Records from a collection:
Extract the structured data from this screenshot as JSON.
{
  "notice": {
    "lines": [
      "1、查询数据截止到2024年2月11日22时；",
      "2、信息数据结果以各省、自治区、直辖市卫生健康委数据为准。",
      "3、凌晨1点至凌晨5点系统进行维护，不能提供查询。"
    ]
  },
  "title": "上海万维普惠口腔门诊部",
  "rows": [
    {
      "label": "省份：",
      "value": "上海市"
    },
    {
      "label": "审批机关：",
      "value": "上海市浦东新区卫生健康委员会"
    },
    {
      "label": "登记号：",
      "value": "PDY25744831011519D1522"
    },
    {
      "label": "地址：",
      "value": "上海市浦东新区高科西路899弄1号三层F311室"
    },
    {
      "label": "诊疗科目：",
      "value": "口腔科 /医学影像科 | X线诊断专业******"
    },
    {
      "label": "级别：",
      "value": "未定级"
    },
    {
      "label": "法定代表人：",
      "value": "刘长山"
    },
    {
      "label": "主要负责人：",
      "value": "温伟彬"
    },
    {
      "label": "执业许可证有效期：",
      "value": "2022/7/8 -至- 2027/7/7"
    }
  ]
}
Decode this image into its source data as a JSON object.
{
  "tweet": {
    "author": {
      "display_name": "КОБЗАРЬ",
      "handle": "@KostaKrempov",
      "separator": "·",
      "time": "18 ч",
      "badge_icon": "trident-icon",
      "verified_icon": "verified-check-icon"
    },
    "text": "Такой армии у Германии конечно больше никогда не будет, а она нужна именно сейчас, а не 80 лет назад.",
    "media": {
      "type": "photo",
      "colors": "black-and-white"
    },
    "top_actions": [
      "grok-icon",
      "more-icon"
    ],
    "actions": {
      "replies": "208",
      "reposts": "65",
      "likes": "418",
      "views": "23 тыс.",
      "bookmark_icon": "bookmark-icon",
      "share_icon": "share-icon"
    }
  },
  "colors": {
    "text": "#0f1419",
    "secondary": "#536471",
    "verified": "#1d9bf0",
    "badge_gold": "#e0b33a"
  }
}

Exercise
Only the lines from the one containing "Decode this image" through the end of the entries above belong in the answer; repeat them exactly.

Task solution
Decode this image into its source data as a JSON object.
{
  "tweet": {
    "author": {
      "display_name": "КОБЗАРЬ",
      "handle": "@KostaKrempov",
      "separator": "·",
      "time": "18 ч",
      "badge_icon": "trident-icon",
      "verified_icon": "verified-check-icon"
    },
    "text": "Такой армии у Германии конечно больше никогда не будет, а она нужна именно сейчас, а не 80 лет назад.",
    "media": {
      "type": "photo",
      "colors": "black-and-white"
    },
    "top_actions": [
      "grok-icon",
      "more-icon"
    ],
    "actions": {
      "replies": "208",
      "reposts": "65",
      "likes": "418",
      "views": "23 тыс.",
      "bookmark_icon": "bookmark-icon",
      "share_icon": "share-icon"
    }
  },
  "colors": {
    "text": "#0f1419",
    "secondary": "#536471",
    "verified": "#1d9bf0",
    "badge_gold": "#e0b33a"
  }
}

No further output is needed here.